Exercise directions: Make a tally of the lines in the records that include the string "了解与学生相关的规则", and give only that number.

Some records

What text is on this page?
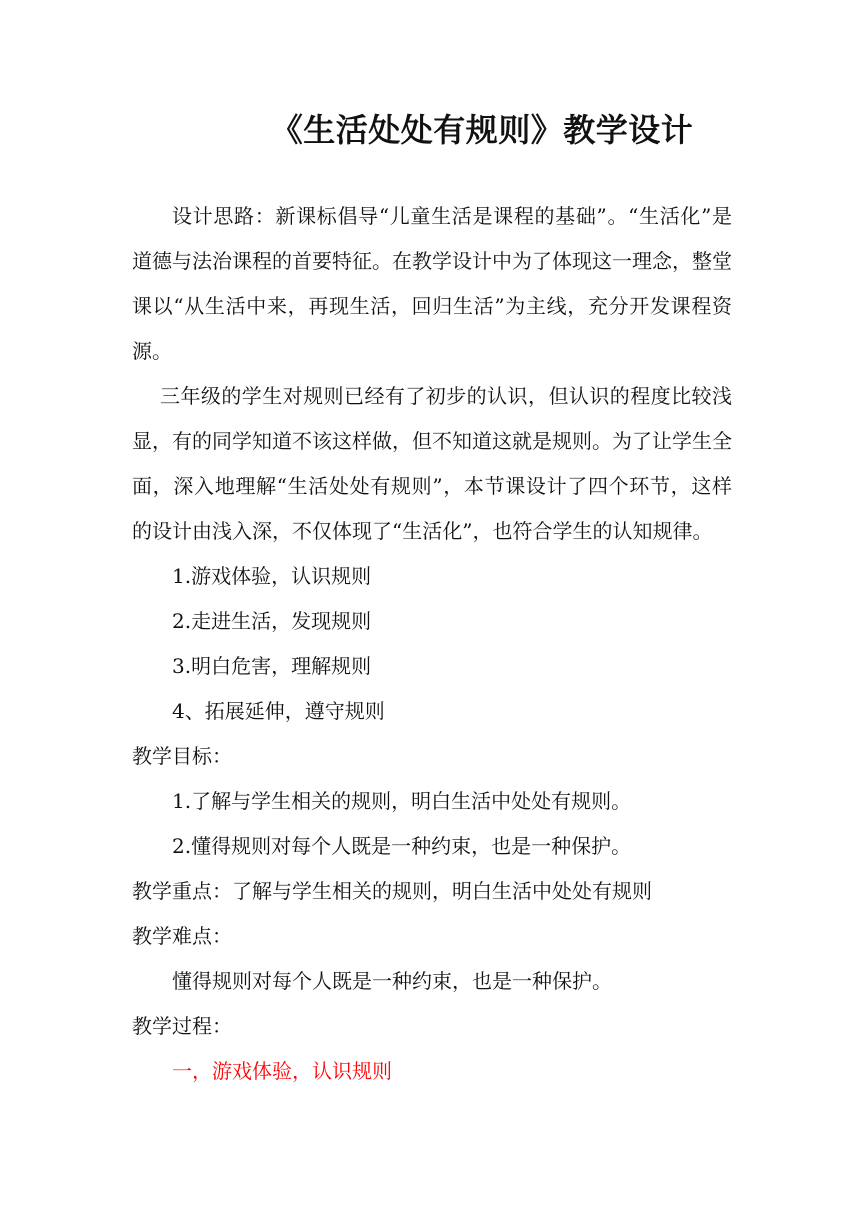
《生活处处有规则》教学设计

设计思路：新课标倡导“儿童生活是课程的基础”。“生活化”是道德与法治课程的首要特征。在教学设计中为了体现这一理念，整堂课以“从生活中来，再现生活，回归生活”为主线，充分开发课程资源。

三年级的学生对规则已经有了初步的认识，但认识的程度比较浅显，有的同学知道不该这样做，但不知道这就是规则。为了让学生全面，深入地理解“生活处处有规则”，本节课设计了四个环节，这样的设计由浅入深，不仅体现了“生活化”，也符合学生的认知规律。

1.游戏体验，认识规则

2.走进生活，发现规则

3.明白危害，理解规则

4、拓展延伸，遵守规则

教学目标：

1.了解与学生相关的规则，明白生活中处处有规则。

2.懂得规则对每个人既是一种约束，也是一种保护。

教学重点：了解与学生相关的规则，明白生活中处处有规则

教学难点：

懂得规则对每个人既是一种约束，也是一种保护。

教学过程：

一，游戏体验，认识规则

...

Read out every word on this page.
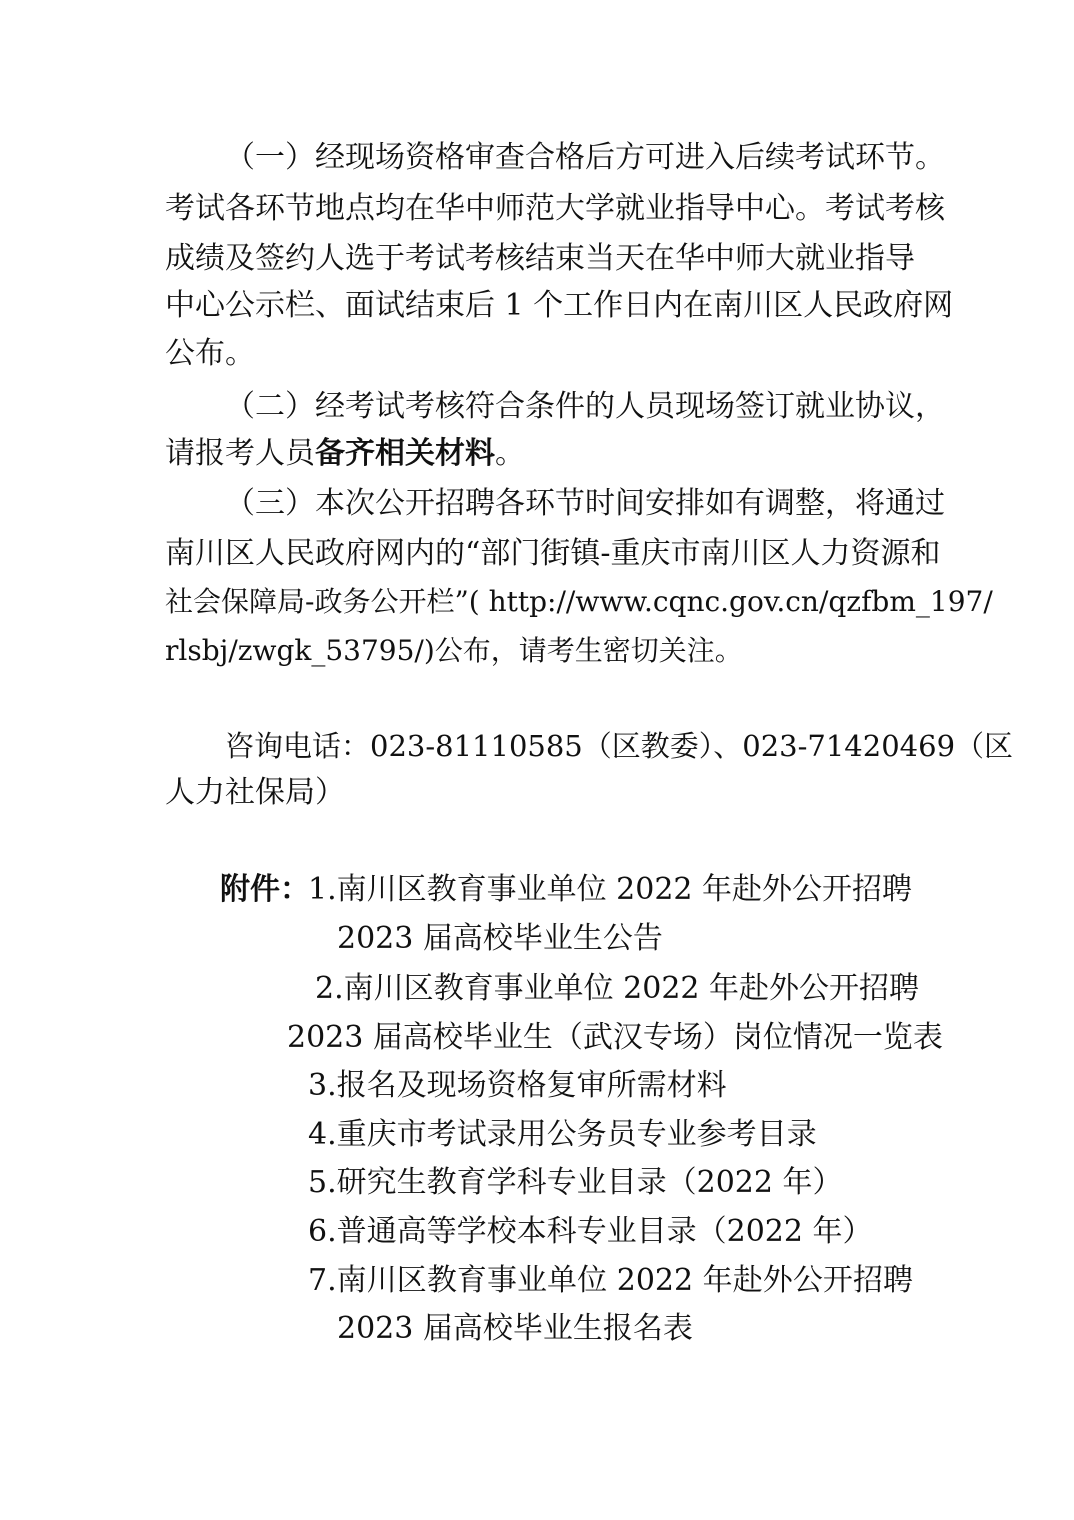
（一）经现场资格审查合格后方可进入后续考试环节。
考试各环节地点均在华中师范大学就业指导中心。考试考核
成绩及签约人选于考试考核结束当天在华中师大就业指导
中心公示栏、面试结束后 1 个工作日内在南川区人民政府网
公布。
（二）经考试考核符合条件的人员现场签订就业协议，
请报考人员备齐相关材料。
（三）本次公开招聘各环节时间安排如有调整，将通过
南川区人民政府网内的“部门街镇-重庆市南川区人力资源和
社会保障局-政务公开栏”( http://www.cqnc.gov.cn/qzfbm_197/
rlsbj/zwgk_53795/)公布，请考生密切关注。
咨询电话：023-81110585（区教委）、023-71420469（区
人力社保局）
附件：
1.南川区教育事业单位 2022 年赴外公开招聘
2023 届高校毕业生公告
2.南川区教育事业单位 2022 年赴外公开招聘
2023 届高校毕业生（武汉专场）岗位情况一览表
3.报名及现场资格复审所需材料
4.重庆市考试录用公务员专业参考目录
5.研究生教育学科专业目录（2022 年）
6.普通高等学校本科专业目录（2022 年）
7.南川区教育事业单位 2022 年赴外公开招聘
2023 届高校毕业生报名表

Output: 2